>> start DATA TO PROCESS
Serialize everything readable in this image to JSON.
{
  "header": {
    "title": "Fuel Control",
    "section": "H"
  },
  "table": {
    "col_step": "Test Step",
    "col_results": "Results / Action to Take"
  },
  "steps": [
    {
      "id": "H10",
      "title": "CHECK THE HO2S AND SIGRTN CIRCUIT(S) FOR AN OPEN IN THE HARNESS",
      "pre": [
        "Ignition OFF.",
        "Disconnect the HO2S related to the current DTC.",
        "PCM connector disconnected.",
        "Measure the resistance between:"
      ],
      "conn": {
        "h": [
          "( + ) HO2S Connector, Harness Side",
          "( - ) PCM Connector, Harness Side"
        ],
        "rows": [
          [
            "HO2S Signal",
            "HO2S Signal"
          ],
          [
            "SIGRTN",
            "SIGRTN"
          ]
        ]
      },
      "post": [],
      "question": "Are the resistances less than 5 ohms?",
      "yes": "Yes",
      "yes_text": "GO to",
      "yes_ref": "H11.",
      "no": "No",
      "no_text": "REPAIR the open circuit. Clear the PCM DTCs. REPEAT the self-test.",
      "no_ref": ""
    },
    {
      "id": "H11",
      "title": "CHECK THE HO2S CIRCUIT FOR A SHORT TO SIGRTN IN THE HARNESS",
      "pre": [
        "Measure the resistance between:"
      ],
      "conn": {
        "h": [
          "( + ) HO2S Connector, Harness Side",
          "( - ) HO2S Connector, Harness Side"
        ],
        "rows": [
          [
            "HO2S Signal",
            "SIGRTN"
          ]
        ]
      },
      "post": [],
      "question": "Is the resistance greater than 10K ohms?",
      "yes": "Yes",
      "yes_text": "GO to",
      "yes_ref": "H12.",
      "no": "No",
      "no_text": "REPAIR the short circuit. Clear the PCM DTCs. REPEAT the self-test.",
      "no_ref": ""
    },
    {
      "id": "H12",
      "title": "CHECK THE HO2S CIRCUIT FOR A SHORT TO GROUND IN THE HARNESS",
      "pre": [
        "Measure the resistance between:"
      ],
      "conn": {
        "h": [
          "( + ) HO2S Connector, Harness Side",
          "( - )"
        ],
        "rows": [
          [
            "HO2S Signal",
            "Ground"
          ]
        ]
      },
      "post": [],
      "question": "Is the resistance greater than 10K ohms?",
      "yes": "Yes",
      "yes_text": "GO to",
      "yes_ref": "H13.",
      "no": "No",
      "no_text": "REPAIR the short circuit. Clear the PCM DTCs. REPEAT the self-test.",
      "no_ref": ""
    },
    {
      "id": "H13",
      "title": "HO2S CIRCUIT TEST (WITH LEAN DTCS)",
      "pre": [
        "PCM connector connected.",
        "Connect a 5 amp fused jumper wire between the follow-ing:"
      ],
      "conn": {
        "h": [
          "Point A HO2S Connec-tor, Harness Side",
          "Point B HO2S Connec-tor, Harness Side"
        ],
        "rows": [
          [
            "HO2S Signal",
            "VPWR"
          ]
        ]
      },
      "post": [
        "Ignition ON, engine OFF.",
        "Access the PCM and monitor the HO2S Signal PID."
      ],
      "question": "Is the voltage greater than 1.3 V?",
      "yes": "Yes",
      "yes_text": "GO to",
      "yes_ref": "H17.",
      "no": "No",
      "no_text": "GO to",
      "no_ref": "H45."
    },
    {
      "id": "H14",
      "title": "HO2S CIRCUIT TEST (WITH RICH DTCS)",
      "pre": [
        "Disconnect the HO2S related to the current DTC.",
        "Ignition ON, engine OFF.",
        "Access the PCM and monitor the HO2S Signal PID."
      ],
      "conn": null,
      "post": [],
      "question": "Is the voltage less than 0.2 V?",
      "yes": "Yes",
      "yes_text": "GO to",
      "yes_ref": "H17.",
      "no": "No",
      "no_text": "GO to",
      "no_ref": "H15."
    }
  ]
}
>> end DATA TO PROCESS
Extract the complete data, matching each line exactly.

Serialize everything readable in this image to JSON.
{
  "header": {
    "title": "Fuel Control",
    "section": "H"
  },
  "table": {
    "col_step": "Test Step",
    "col_results": "Results / Action to Take"
  },
  "steps": [
    {
      "id": "H10",
      "title": "CHECK THE HO2S AND SIGRTN CIRCUIT(S) FOR AN OPEN IN THE HARNESS",
      "pre": [
        "Ignition OFF.",
        "Disconnect the HO2S related to the current DTC.",
        "PCM connector disconnected.",
        "Measure the resistance between:"
      ],
      "conn": {
        "h": [
          "( + ) HO2S Connector, Harness Side",
          "( - ) PCM Connector, Harness Side"
        ],
        "rows": [
          [
            "HO2S Signal",
            "HO2S Signal"
          ],
          [
            "SIGRTN",
            "SIGRTN"
          ]
        ]
      },
      "post": [],
      "question": "Are the resistances less than 5 ohms?",
      "yes": "Yes",
      "yes_text": "GO to",
      "yes_ref": "H11.",
      "no": "No",
      "no_text": "REPAIR the open circuit. Clear the PCM DTCs. REPEAT the self-test.",
      "no_ref": ""
    },
    {
      "id": "H11",
      "title": "CHECK THE HO2S CIRCUIT FOR A SHORT TO SIGRTN IN THE HARNESS",
      "pre": [
        "Measure the resistance between:"
      ],
      "conn": {
        "h": [
          "( + ) HO2S Connector, Harness Side",
          "( - ) HO2S Connector, Harness Side"
        ],
        "rows": [
          [
            "HO2S Signal",
            "SIGRTN"
          ]
        ]
      },
      "post": [],
      "question": "Is the resistance greater than 10K ohms?",
      "yes": "Yes",
      "yes_text": "GO to",
      "yes_ref": "H12.",
      "no": "No",
      "no_text": "REPAIR the short circuit. Clear the PCM DTCs. REPEAT the self-test.",
      "no_ref": ""
    },
    {
      "id": "H12",
      "title": "CHECK THE HO2S CIRCUIT FOR A SHORT TO GROUND IN THE HARNESS",
      "pre": [
        "Measure the resistance between:"
      ],
      "conn": {
        "h": [
          "( + ) HO2S Connector, Harness Side",
          "( - )"
        ],
        "rows": [
          [
            "HO2S Signal",
            "Ground"
          ]
        ]
      },
      "post": [],
      "question": "Is the resistance greater than 10K ohms?",
      "yes": "Yes",
      "yes_text": "GO to",
      "yes_ref": "H13.",
      "no": "No",
      "no_text": "REPAIR the short circuit. Clear the PCM DTCs. REPEAT the self-test.",
      "no_ref": ""
    },
    {
      "id": "H13",
      "title": "HO2S CIRCUIT TEST (WITH LEAN DTCS)",
      "pre": [
        "PCM connector connected.",
        "Connect a 5 amp fused jumper wire between the follow-ing:"
      ],
      "conn": {
        "h": [
          "Point A HO2S Connec-tor, Harness Side",
          "Point B HO2S Connec-tor, Harness Side"
        ],
        "rows": [
          [
            "HO2S Signal",
            "VPWR"
          ]
        ]
      },
      "post": [
        "Ignition ON, engine OFF.",
        "Access the PCM and monitor the HO2S Signal PID."
      ],
      "question": "Is the voltage greater than 1.3 V?",
      "yes": "Yes",
      "yes_text": "GO to",
      "yes_ref": "H17.",
      "no": "No",
      "no_text": "GO to",
      "no_ref": "H45."
    },
    {
      "id": "H14",
      "title": "HO2S CIRCUIT TEST (WITH RICH DTCS)",
      "pre": [
        "Disconnect the HO2S related to the current DTC.",
        "Ignition ON, engine OFF.",
        "Access the PCM and monitor the HO2S Signal PID."
      ],
      "conn": null,
      "post": [],
      "question": "Is the voltage less than 0.2 V?",
      "yes": "Yes",
      "yes_text": "GO to",
      "yes_ref": "H17.",
      "no": "No",
      "no_text": "GO to",
      "no_ref": "H15."
    }
  ]
}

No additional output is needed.